-- Start INFORMATION SUPPLIED --

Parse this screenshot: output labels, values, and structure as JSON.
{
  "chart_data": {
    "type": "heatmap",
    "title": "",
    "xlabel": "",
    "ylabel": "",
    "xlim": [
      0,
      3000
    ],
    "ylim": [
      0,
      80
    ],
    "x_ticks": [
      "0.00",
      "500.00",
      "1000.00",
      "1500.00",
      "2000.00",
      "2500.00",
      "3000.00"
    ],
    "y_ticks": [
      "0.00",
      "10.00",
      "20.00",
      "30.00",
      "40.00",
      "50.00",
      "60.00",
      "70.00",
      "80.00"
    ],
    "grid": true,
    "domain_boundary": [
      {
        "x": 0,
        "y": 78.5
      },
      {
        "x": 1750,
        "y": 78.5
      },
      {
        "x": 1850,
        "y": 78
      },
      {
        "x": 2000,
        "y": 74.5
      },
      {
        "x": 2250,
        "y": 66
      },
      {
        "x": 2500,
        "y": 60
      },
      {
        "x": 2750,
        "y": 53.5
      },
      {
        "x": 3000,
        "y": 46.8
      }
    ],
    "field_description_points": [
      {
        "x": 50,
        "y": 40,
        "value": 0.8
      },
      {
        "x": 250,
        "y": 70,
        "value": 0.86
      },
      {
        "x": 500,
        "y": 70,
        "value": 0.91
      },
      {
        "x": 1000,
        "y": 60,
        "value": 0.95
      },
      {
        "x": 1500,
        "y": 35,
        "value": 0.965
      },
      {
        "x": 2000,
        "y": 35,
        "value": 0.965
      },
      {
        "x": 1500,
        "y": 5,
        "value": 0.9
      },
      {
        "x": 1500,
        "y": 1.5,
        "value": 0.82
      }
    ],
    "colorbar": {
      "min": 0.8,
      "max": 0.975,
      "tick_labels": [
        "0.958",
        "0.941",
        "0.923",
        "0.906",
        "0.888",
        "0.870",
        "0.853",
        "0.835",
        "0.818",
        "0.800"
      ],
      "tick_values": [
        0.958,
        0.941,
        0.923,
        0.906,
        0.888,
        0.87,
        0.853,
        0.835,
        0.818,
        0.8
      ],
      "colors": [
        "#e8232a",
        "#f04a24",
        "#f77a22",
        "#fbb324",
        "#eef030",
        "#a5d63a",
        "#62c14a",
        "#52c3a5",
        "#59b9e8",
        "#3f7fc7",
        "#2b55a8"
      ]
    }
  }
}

-- End INFORMATION SUPPLIED --

STATED GOAL
Print out all the entries precisely as written.

WRITTEN RESPONSE
Parse this screenshot: output labels, values, and structure as JSON.
{
  "chart_data": {
    "type": "heatmap",
    "title": "",
    "xlabel": "",
    "ylabel": "",
    "xlim": [
      0,
      3000
    ],
    "ylim": [
      0,
      80
    ],
    "x_ticks": [
      "0.00",
      "500.00",
      "1000.00",
      "1500.00",
      "2000.00",
      "2500.00",
      "3000.00"
    ],
    "y_ticks": [
      "0.00",
      "10.00",
      "20.00",
      "30.00",
      "40.00",
      "50.00",
      "60.00",
      "70.00",
      "80.00"
    ],
    "grid": true,
    "domain_boundary": [
      {
        "x": 0,
        "y": 78.5
      },
      {
        "x": 1750,
        "y": 78.5
      },
      {
        "x": 1850,
        "y": 78
      },
      {
        "x": 2000,
        "y": 74.5
      },
      {
        "x": 2250,
        "y": 66
      },
      {
        "x": 2500,
        "y": 60
      },
      {
        "x": 2750,
        "y": 53.5
      },
      {
        "x": 3000,
        "y": 46.8
      }
    ],
    "field_description_points": [
      {
        "x": 50,
        "y": 40,
        "value": 0.8
      },
      {
        "x": 250,
        "y": 70,
        "value": 0.86
      },
      {
        "x": 500,
        "y": 70,
        "value": 0.91
      },
      {
        "x": 1000,
        "y": 60,
        "value": 0.95
      },
      {
        "x": 1500,
        "y": 35,
        "value": 0.965
      },
      {
        "x": 2000,
        "y": 35,
        "value": 0.965
      },
      {
        "x": 1500,
        "y": 5,
        "value": 0.9
      },
      {
        "x": 1500,
        "y": 1.5,
        "value": 0.82
      }
    ],
    "colorbar": {
      "min": 0.8,
      "max": 0.975,
      "tick_labels": [
        "0.958",
        "0.941",
        "0.923",
        "0.906",
        "0.888",
        "0.870",
        "0.853",
        "0.835",
        "0.818",
        "0.800"
      ],
      "tick_values": [
        0.958,
        0.941,
        0.923,
        0.906,
        0.888,
        0.87,
        0.853,
        0.835,
        0.818,
        0.8
      ],
      "colors": [
        "#e8232a",
        "#f04a24",
        "#f77a22",
        "#fbb324",
        "#eef030",
        "#a5d63a",
        "#62c14a",
        "#52c3a5",
        "#59b9e8",
        "#3f7fc7",
        "#2b55a8"
      ]
    }
  }
}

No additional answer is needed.